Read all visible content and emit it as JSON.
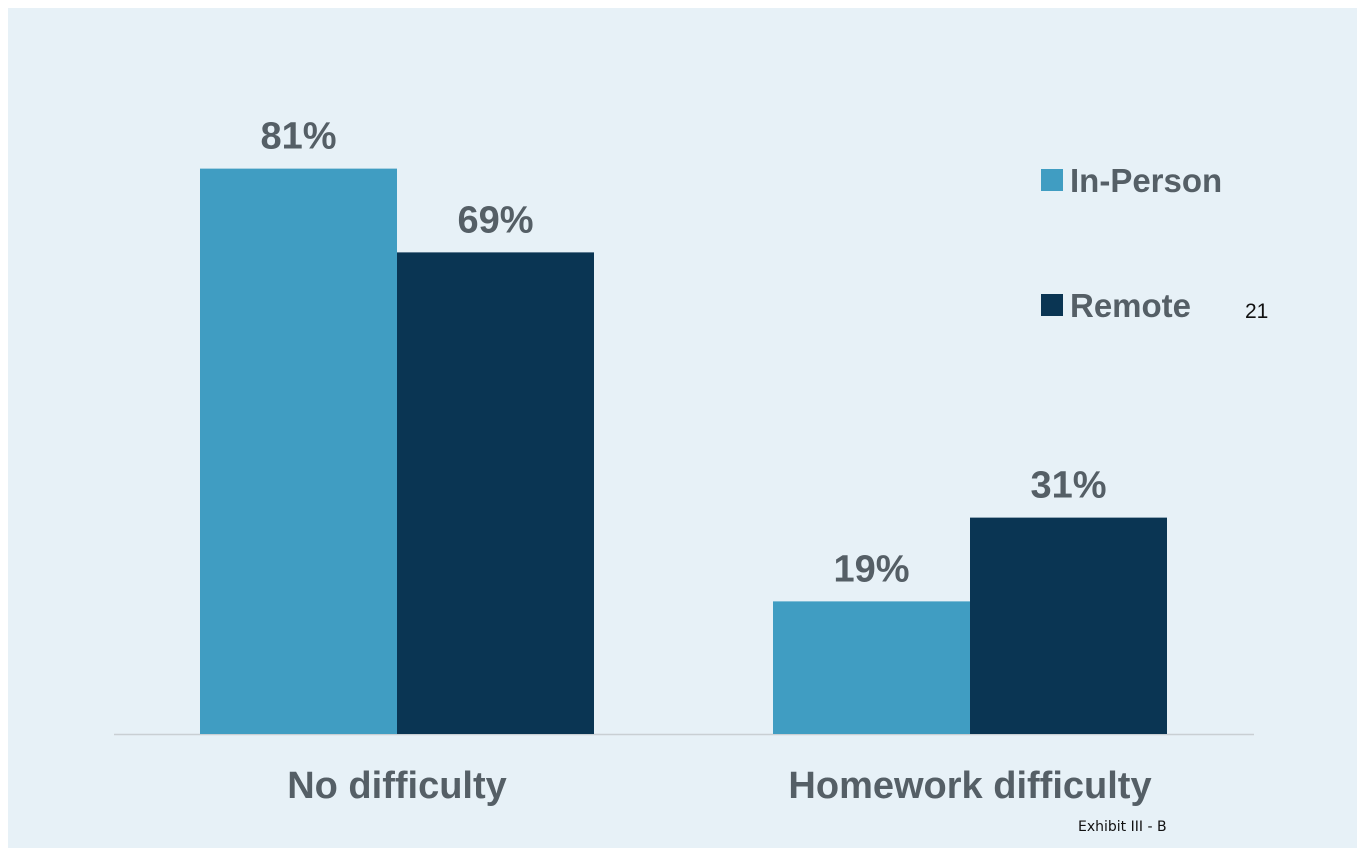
{
  "slide_number": "21",
  "exhibit_label": "Exhibit III - B",
  "chart_data": {
    "type": "bar",
    "categories": [
      "No difficulty",
      "Homework difficulty"
    ],
    "series": [
      {
        "name": "In-Person",
        "values": [
          81,
          19
        ],
        "labels": [
          "81%",
          "19%"
        ],
        "color": "#409dc2"
      },
      {
        "name": "Remote",
        "values": [
          69,
          31
        ],
        "labels": [
          "69%",
          "31%"
        ],
        "color": "#0a3553"
      }
    ],
    "ylim": [
      0,
      100
    ],
    "grid": false,
    "legend_position": "right"
  }
}
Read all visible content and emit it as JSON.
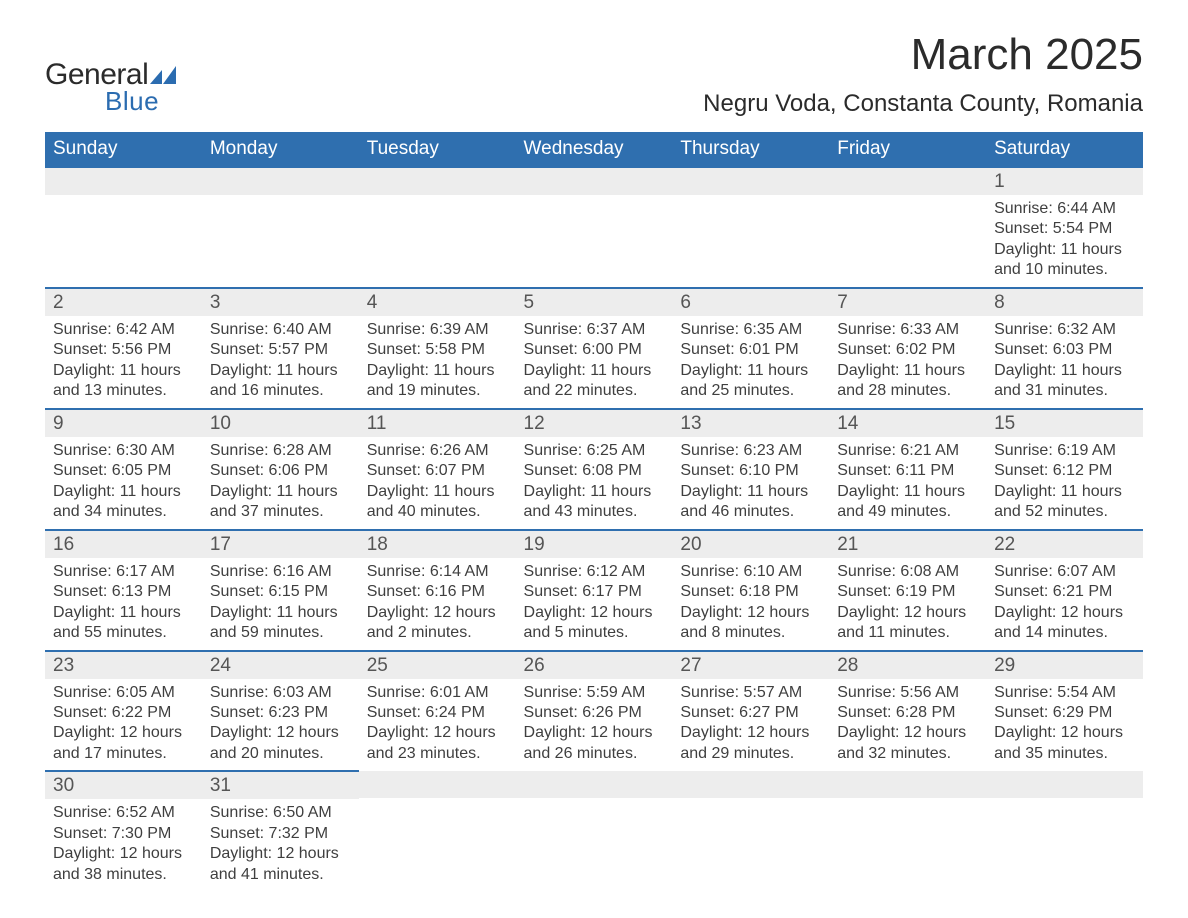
{
  "logo": {
    "text1": "General",
    "text2": "Blue"
  },
  "title": "March 2025",
  "location": "Negru Voda, Constanta County, Romania",
  "colors": {
    "header_bg": "#2f6faf",
    "header_text": "#ffffff",
    "daynum_bg": "#ededed",
    "body_text": "#3f3f3f",
    "logo_blue": "#2b6cb0"
  },
  "day_headers": [
    "Sunday",
    "Monday",
    "Tuesday",
    "Wednesday",
    "Thursday",
    "Friday",
    "Saturday"
  ],
  "weeks": [
    [
      {
        "day": "",
        "sunrise": "",
        "sunset": "",
        "daylight": ""
      },
      {
        "day": "",
        "sunrise": "",
        "sunset": "",
        "daylight": ""
      },
      {
        "day": "",
        "sunrise": "",
        "sunset": "",
        "daylight": ""
      },
      {
        "day": "",
        "sunrise": "",
        "sunset": "",
        "daylight": ""
      },
      {
        "day": "",
        "sunrise": "",
        "sunset": "",
        "daylight": ""
      },
      {
        "day": "",
        "sunrise": "",
        "sunset": "",
        "daylight": ""
      },
      {
        "day": "1",
        "sunrise": "Sunrise: 6:44 AM",
        "sunset": "Sunset: 5:54 PM",
        "daylight": "Daylight: 11 hours and 10 minutes."
      }
    ],
    [
      {
        "day": "2",
        "sunrise": "Sunrise: 6:42 AM",
        "sunset": "Sunset: 5:56 PM",
        "daylight": "Daylight: 11 hours and 13 minutes."
      },
      {
        "day": "3",
        "sunrise": "Sunrise: 6:40 AM",
        "sunset": "Sunset: 5:57 PM",
        "daylight": "Daylight: 11 hours and 16 minutes."
      },
      {
        "day": "4",
        "sunrise": "Sunrise: 6:39 AM",
        "sunset": "Sunset: 5:58 PM",
        "daylight": "Daylight: 11 hours and 19 minutes."
      },
      {
        "day": "5",
        "sunrise": "Sunrise: 6:37 AM",
        "sunset": "Sunset: 6:00 PM",
        "daylight": "Daylight: 11 hours and 22 minutes."
      },
      {
        "day": "6",
        "sunrise": "Sunrise: 6:35 AM",
        "sunset": "Sunset: 6:01 PM",
        "daylight": "Daylight: 11 hours and 25 minutes."
      },
      {
        "day": "7",
        "sunrise": "Sunrise: 6:33 AM",
        "sunset": "Sunset: 6:02 PM",
        "daylight": "Daylight: 11 hours and 28 minutes."
      },
      {
        "day": "8",
        "sunrise": "Sunrise: 6:32 AM",
        "sunset": "Sunset: 6:03 PM",
        "daylight": "Daylight: 11 hours and 31 minutes."
      }
    ],
    [
      {
        "day": "9",
        "sunrise": "Sunrise: 6:30 AM",
        "sunset": "Sunset: 6:05 PM",
        "daylight": "Daylight: 11 hours and 34 minutes."
      },
      {
        "day": "10",
        "sunrise": "Sunrise: 6:28 AM",
        "sunset": "Sunset: 6:06 PM",
        "daylight": "Daylight: 11 hours and 37 minutes."
      },
      {
        "day": "11",
        "sunrise": "Sunrise: 6:26 AM",
        "sunset": "Sunset: 6:07 PM",
        "daylight": "Daylight: 11 hours and 40 minutes."
      },
      {
        "day": "12",
        "sunrise": "Sunrise: 6:25 AM",
        "sunset": "Sunset: 6:08 PM",
        "daylight": "Daylight: 11 hours and 43 minutes."
      },
      {
        "day": "13",
        "sunrise": "Sunrise: 6:23 AM",
        "sunset": "Sunset: 6:10 PM",
        "daylight": "Daylight: 11 hours and 46 minutes."
      },
      {
        "day": "14",
        "sunrise": "Sunrise: 6:21 AM",
        "sunset": "Sunset: 6:11 PM",
        "daylight": "Daylight: 11 hours and 49 minutes."
      },
      {
        "day": "15",
        "sunrise": "Sunrise: 6:19 AM",
        "sunset": "Sunset: 6:12 PM",
        "daylight": "Daylight: 11 hours and 52 minutes."
      }
    ],
    [
      {
        "day": "16",
        "sunrise": "Sunrise: 6:17 AM",
        "sunset": "Sunset: 6:13 PM",
        "daylight": "Daylight: 11 hours and 55 minutes."
      },
      {
        "day": "17",
        "sunrise": "Sunrise: 6:16 AM",
        "sunset": "Sunset: 6:15 PM",
        "daylight": "Daylight: 11 hours and 59 minutes."
      },
      {
        "day": "18",
        "sunrise": "Sunrise: 6:14 AM",
        "sunset": "Sunset: 6:16 PM",
        "daylight": "Daylight: 12 hours and 2 minutes."
      },
      {
        "day": "19",
        "sunrise": "Sunrise: 6:12 AM",
        "sunset": "Sunset: 6:17 PM",
        "daylight": "Daylight: 12 hours and 5 minutes."
      },
      {
        "day": "20",
        "sunrise": "Sunrise: 6:10 AM",
        "sunset": "Sunset: 6:18 PM",
        "daylight": "Daylight: 12 hours and 8 minutes."
      },
      {
        "day": "21",
        "sunrise": "Sunrise: 6:08 AM",
        "sunset": "Sunset: 6:19 PM",
        "daylight": "Daylight: 12 hours and 11 minutes."
      },
      {
        "day": "22",
        "sunrise": "Sunrise: 6:07 AM",
        "sunset": "Sunset: 6:21 PM",
        "daylight": "Daylight: 12 hours and 14 minutes."
      }
    ],
    [
      {
        "day": "23",
        "sunrise": "Sunrise: 6:05 AM",
        "sunset": "Sunset: 6:22 PM",
        "daylight": "Daylight: 12 hours and 17 minutes."
      },
      {
        "day": "24",
        "sunrise": "Sunrise: 6:03 AM",
        "sunset": "Sunset: 6:23 PM",
        "daylight": "Daylight: 12 hours and 20 minutes."
      },
      {
        "day": "25",
        "sunrise": "Sunrise: 6:01 AM",
        "sunset": "Sunset: 6:24 PM",
        "daylight": "Daylight: 12 hours and 23 minutes."
      },
      {
        "day": "26",
        "sunrise": "Sunrise: 5:59 AM",
        "sunset": "Sunset: 6:26 PM",
        "daylight": "Daylight: 12 hours and 26 minutes."
      },
      {
        "day": "27",
        "sunrise": "Sunrise: 5:57 AM",
        "sunset": "Sunset: 6:27 PM",
        "daylight": "Daylight: 12 hours and 29 minutes."
      },
      {
        "day": "28",
        "sunrise": "Sunrise: 5:56 AM",
        "sunset": "Sunset: 6:28 PM",
        "daylight": "Daylight: 12 hours and 32 minutes."
      },
      {
        "day": "29",
        "sunrise": "Sunrise: 5:54 AM",
        "sunset": "Sunset: 6:29 PM",
        "daylight": "Daylight: 12 hours and 35 minutes."
      }
    ],
    [
      {
        "day": "30",
        "sunrise": "Sunrise: 6:52 AM",
        "sunset": "Sunset: 7:30 PM",
        "daylight": "Daylight: 12 hours and 38 minutes."
      },
      {
        "day": "31",
        "sunrise": "Sunrise: 6:50 AM",
        "sunset": "Sunset: 7:32 PM",
        "daylight": "Daylight: 12 hours and 41 minutes."
      },
      {
        "day": "",
        "sunrise": "",
        "sunset": "",
        "daylight": ""
      },
      {
        "day": "",
        "sunrise": "",
        "sunset": "",
        "daylight": ""
      },
      {
        "day": "",
        "sunrise": "",
        "sunset": "",
        "daylight": ""
      },
      {
        "day": "",
        "sunrise": "",
        "sunset": "",
        "daylight": ""
      },
      {
        "day": "",
        "sunrise": "",
        "sunset": "",
        "daylight": ""
      }
    ]
  ]
}
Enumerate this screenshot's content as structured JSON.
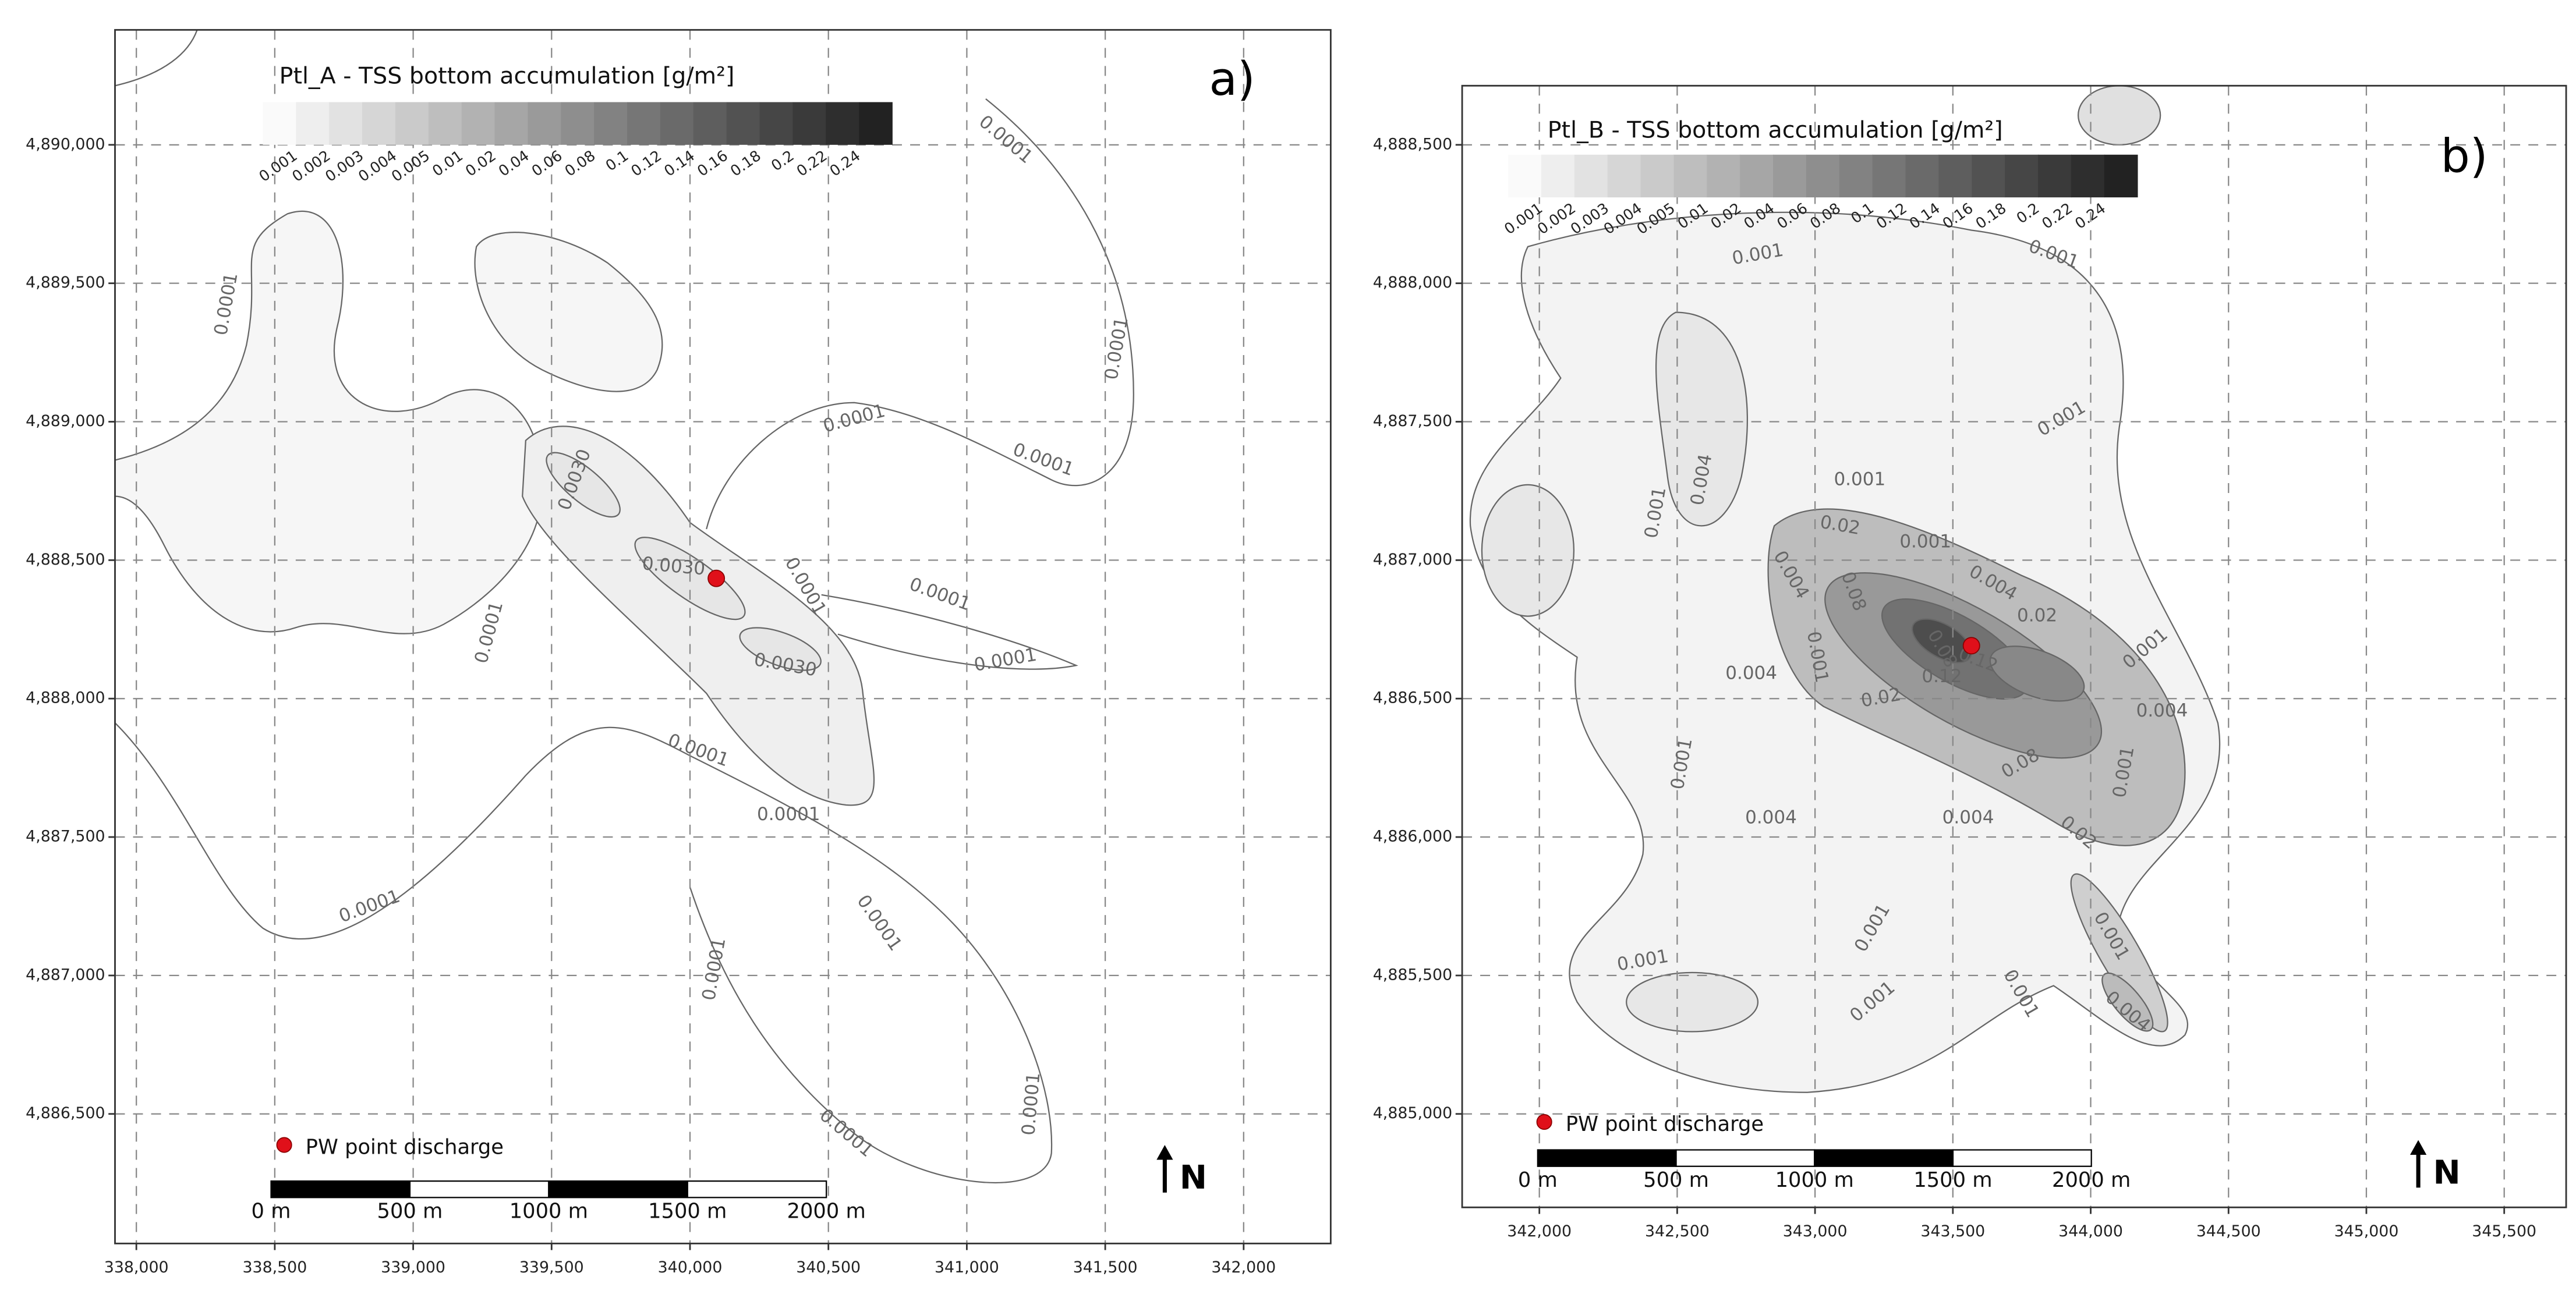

* * * * * * * * *

* **Stated goal**:
Using the listing above, gather each line that holds the string "difficulty" and copy it.

* **Answer to the task**:
      "No difficulty",
      "Homework difficulty"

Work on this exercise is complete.